## Task brief
Look for the string "Snow" in every line, and copy each line that has it.

Excerpts from a figure dataset:
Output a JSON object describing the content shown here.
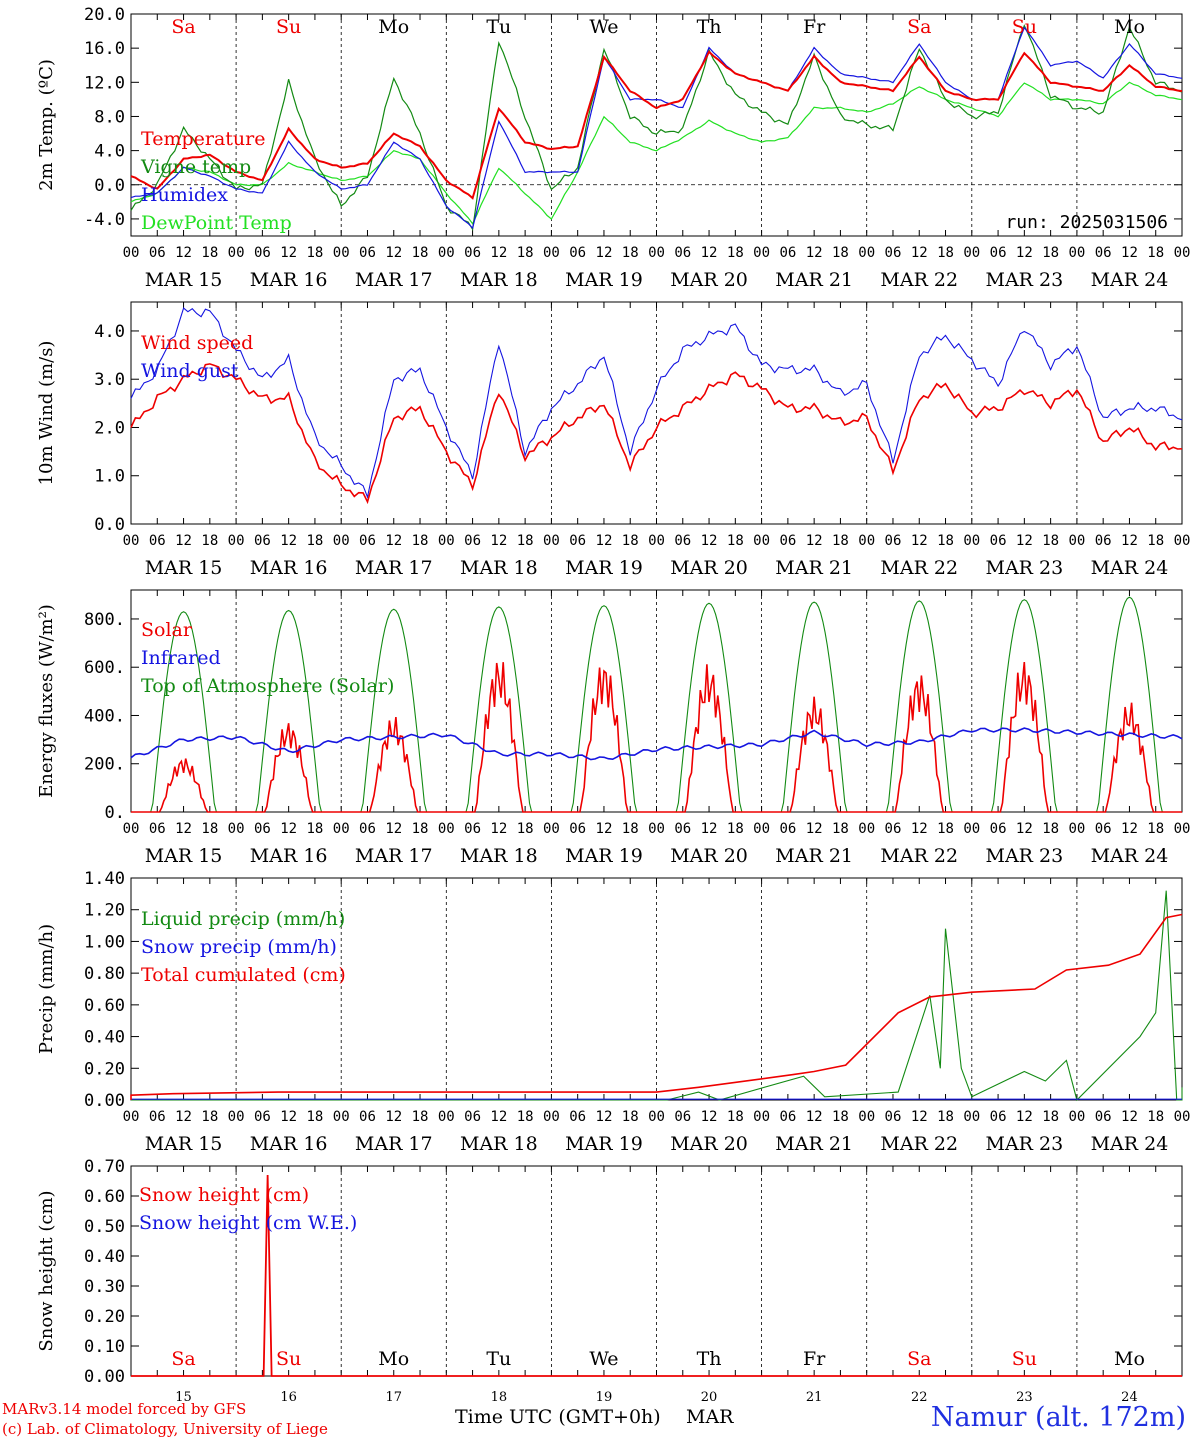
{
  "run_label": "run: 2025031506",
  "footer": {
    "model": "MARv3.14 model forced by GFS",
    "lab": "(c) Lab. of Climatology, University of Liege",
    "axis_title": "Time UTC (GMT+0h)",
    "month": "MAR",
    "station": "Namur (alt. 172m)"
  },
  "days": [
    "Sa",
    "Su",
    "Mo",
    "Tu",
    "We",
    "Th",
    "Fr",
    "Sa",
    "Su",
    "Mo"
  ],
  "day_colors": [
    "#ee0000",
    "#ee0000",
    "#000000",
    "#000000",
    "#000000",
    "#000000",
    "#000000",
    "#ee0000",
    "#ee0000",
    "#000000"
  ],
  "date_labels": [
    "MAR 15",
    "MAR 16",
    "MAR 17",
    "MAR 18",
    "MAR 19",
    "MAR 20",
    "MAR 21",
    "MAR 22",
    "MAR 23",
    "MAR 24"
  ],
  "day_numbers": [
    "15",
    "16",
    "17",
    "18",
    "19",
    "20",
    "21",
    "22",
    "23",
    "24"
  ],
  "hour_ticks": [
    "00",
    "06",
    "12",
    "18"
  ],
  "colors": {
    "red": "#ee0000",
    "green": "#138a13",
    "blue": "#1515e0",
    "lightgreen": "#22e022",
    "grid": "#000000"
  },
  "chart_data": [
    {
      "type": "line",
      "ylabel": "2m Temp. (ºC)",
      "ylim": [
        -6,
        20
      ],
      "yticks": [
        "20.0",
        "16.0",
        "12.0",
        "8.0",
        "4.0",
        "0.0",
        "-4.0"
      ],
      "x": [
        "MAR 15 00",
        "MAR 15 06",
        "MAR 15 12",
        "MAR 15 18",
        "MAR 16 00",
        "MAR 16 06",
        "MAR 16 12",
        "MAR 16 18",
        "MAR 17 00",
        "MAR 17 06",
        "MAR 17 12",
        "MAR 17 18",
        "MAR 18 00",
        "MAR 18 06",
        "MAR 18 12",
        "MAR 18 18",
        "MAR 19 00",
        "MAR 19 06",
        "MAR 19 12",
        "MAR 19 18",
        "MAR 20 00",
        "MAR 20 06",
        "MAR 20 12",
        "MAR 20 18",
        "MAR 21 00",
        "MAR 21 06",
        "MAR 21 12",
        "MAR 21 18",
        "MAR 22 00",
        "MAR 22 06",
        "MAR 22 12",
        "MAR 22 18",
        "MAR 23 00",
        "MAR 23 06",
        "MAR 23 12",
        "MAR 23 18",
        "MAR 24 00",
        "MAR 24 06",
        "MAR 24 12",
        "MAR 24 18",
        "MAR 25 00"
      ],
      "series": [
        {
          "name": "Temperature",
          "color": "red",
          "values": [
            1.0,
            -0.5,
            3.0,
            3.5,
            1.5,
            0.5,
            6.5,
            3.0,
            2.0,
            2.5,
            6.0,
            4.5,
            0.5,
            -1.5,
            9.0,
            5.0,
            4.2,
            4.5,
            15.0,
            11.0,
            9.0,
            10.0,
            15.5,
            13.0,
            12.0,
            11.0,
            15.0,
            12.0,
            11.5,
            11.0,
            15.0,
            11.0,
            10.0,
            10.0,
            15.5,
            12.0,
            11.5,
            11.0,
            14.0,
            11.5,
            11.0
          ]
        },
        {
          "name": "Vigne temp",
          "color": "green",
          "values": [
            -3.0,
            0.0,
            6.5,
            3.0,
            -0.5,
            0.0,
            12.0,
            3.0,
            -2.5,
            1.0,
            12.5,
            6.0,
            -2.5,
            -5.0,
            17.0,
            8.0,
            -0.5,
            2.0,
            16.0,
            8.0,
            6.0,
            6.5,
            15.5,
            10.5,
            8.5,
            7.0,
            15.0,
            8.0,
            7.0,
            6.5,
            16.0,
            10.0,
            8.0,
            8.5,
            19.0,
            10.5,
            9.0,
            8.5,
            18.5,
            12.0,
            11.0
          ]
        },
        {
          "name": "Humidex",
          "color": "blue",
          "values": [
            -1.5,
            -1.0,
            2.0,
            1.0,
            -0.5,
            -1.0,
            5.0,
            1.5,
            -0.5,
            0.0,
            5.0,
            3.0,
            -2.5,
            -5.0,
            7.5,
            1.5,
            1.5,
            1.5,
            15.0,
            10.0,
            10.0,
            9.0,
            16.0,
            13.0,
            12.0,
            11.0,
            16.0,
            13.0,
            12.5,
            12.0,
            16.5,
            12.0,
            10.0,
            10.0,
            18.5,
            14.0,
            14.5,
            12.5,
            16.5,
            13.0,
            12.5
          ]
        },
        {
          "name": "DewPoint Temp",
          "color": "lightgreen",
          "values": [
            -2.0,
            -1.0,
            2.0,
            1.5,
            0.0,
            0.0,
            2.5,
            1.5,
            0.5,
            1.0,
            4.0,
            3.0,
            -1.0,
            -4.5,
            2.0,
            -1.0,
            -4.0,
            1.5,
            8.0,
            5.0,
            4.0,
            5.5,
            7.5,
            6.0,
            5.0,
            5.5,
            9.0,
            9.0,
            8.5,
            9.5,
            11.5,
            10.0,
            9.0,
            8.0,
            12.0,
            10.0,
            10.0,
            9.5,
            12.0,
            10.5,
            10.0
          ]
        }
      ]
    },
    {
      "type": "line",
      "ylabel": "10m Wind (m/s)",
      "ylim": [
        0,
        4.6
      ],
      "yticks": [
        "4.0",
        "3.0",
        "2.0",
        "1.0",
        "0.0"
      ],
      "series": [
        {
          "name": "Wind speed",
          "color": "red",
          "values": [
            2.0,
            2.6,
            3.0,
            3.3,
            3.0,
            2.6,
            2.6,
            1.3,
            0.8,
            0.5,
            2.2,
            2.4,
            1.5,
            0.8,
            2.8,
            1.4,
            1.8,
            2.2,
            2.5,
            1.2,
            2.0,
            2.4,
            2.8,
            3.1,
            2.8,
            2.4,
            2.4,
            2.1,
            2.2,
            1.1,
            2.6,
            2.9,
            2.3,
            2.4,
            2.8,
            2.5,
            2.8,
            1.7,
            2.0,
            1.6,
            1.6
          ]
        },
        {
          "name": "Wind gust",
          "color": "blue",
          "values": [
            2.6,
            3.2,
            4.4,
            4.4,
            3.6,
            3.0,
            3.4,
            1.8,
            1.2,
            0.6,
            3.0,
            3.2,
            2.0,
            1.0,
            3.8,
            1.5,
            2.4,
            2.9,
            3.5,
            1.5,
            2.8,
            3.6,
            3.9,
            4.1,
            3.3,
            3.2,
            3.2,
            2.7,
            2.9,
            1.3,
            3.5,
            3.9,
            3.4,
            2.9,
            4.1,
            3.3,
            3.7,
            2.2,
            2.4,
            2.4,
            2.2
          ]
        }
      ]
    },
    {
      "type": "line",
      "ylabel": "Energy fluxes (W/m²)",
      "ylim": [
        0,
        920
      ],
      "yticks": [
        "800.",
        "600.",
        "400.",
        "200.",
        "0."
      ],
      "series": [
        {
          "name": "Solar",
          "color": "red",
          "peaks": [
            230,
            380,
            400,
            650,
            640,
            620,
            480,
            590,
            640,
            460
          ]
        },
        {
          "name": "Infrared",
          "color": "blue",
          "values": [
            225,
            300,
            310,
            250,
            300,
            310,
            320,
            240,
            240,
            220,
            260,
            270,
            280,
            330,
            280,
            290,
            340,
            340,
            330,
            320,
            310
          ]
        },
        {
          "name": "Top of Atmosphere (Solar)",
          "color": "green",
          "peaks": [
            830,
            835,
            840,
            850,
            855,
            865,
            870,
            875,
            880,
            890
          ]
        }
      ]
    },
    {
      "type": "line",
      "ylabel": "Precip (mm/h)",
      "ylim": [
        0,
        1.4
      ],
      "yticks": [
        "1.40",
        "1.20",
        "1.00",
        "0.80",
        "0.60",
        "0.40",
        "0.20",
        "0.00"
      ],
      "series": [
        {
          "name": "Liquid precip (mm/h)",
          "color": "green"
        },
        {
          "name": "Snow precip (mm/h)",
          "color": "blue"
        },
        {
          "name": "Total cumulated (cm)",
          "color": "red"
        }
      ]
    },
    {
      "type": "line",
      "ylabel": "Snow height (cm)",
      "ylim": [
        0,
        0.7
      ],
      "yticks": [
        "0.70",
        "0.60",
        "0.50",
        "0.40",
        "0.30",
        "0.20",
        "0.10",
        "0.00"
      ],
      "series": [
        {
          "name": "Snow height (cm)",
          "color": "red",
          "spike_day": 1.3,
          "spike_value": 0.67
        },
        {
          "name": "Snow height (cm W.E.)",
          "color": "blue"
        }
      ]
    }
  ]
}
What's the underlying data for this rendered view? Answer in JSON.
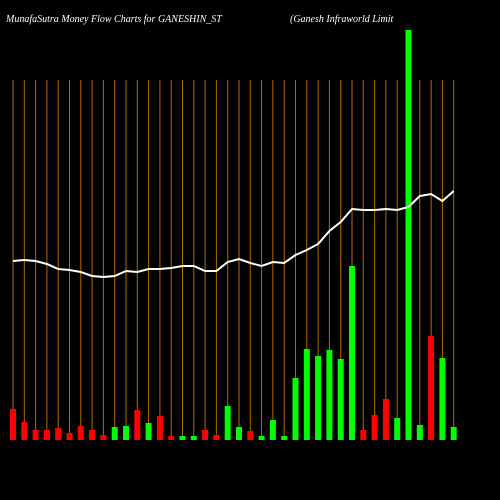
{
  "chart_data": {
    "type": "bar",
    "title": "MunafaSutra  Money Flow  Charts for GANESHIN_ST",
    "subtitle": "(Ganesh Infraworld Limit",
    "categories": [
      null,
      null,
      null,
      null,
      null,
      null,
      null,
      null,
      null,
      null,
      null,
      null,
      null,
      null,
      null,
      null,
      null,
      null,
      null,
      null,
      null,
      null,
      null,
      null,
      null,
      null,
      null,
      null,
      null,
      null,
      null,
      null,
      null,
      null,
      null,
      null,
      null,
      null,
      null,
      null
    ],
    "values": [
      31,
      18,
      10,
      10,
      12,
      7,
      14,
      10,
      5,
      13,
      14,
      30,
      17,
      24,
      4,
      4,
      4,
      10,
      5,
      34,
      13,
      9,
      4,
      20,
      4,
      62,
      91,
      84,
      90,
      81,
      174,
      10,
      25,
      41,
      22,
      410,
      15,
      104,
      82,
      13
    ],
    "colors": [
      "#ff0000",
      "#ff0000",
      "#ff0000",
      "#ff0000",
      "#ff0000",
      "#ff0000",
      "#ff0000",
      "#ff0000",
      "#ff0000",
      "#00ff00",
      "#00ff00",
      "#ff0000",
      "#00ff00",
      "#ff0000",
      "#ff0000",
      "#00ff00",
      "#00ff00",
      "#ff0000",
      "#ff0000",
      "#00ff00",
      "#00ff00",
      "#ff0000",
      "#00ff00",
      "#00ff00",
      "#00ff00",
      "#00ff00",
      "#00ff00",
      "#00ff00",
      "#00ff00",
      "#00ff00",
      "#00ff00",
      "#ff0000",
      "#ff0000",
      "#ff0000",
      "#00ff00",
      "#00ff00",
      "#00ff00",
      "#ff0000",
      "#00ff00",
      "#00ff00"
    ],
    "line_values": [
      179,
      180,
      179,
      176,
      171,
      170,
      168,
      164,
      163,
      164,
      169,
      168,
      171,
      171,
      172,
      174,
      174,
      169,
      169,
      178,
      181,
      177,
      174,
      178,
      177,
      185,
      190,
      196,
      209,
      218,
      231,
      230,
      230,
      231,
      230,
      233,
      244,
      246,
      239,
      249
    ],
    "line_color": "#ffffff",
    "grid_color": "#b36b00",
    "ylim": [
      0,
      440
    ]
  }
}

## Solved exercise
          "name": "Snow precip (mm/h)",
      "ylabel": "Snow height (cm)",
          "name": "Snow height (cm)",
          "name": "Snow height (cm W.E.)",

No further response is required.